— START —

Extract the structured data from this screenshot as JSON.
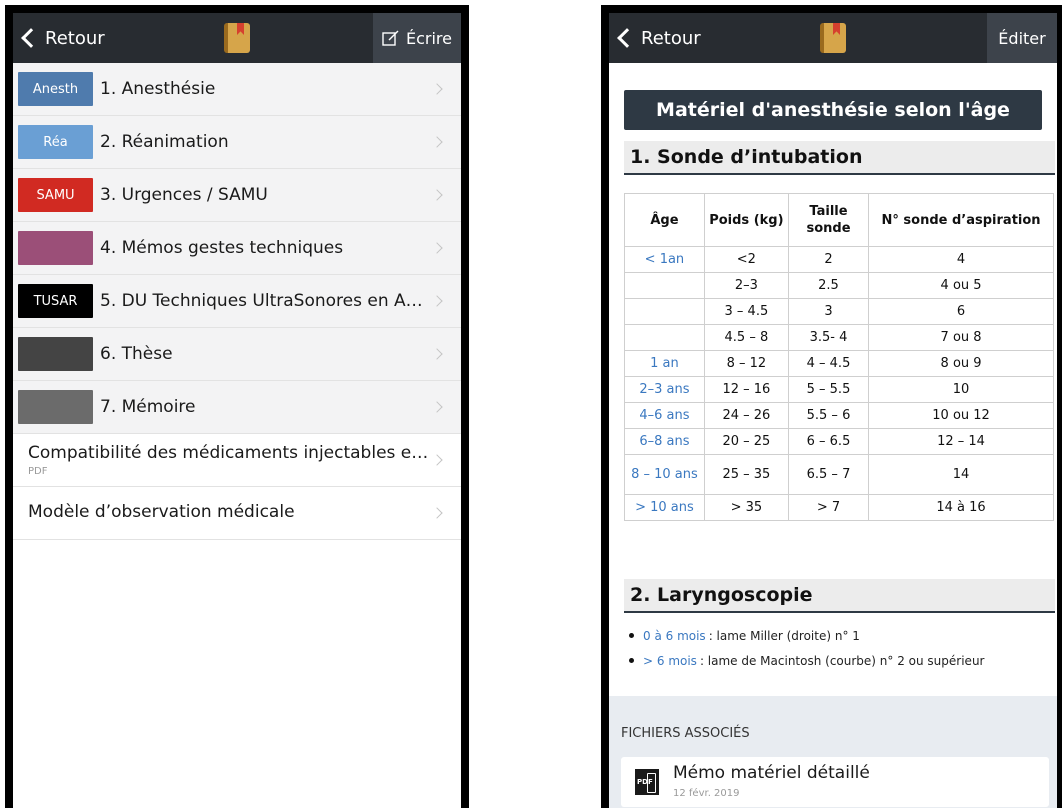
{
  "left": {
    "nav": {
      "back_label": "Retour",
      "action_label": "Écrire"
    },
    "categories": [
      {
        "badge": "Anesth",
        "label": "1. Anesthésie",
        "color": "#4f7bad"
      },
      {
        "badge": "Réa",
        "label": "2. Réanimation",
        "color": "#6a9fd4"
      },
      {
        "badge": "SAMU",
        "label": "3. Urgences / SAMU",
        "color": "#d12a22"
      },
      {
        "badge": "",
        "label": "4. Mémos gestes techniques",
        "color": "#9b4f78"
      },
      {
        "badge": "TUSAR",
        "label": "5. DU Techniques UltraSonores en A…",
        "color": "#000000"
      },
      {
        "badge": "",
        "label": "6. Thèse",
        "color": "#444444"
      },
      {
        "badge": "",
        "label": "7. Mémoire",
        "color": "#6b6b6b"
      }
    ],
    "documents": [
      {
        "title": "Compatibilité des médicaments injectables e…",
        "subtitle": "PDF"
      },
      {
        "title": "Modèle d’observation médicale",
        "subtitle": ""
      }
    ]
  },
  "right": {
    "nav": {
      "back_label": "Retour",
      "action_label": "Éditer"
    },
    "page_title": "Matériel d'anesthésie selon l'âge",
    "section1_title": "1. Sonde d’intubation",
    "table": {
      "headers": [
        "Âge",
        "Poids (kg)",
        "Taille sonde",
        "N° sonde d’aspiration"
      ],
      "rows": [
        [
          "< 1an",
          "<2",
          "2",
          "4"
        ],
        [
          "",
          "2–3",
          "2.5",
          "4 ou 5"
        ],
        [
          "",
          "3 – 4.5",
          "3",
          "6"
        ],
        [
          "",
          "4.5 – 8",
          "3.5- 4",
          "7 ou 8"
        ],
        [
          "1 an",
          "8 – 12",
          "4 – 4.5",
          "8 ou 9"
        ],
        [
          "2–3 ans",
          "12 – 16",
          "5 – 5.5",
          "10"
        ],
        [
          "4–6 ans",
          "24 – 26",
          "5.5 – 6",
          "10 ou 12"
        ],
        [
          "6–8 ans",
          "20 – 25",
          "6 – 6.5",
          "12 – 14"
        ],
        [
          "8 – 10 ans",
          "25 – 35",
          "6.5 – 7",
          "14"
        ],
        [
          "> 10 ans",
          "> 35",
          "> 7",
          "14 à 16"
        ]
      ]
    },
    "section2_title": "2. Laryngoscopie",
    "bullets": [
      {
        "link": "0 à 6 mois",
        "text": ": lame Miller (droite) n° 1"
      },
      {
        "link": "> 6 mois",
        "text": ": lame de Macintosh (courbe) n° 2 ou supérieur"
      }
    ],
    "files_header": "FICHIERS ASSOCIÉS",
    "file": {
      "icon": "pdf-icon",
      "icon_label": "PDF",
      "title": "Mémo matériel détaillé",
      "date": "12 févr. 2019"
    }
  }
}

— END —
— START —

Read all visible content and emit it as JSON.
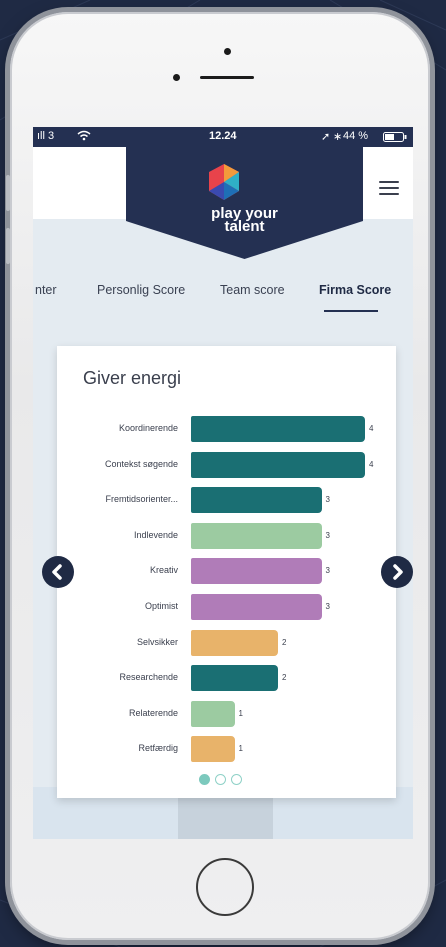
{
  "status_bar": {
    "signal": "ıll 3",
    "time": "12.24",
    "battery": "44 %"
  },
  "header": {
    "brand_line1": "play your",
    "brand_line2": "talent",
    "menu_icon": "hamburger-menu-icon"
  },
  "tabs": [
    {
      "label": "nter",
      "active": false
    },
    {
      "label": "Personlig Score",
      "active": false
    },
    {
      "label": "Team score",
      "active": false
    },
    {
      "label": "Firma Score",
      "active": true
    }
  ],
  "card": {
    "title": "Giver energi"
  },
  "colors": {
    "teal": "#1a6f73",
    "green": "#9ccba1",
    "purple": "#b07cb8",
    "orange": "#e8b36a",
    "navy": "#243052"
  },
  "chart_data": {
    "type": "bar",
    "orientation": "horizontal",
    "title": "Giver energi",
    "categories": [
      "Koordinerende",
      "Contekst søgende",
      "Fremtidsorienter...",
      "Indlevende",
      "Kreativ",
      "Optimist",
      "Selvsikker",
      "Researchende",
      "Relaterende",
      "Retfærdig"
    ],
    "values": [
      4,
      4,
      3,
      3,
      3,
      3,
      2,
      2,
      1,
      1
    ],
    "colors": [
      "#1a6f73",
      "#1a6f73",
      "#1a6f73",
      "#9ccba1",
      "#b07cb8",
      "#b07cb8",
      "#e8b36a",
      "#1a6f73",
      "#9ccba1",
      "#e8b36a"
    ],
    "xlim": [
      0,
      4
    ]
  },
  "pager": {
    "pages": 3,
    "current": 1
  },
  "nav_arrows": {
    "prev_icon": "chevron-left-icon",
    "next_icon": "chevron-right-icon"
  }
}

— END —

■ STATED GOAL: Extract each line from the entries above that contains the string "Giver".

■ SOLUTION TO THE EXERCISE:
    "title": "Giver energi"
    "title": "Giver energi",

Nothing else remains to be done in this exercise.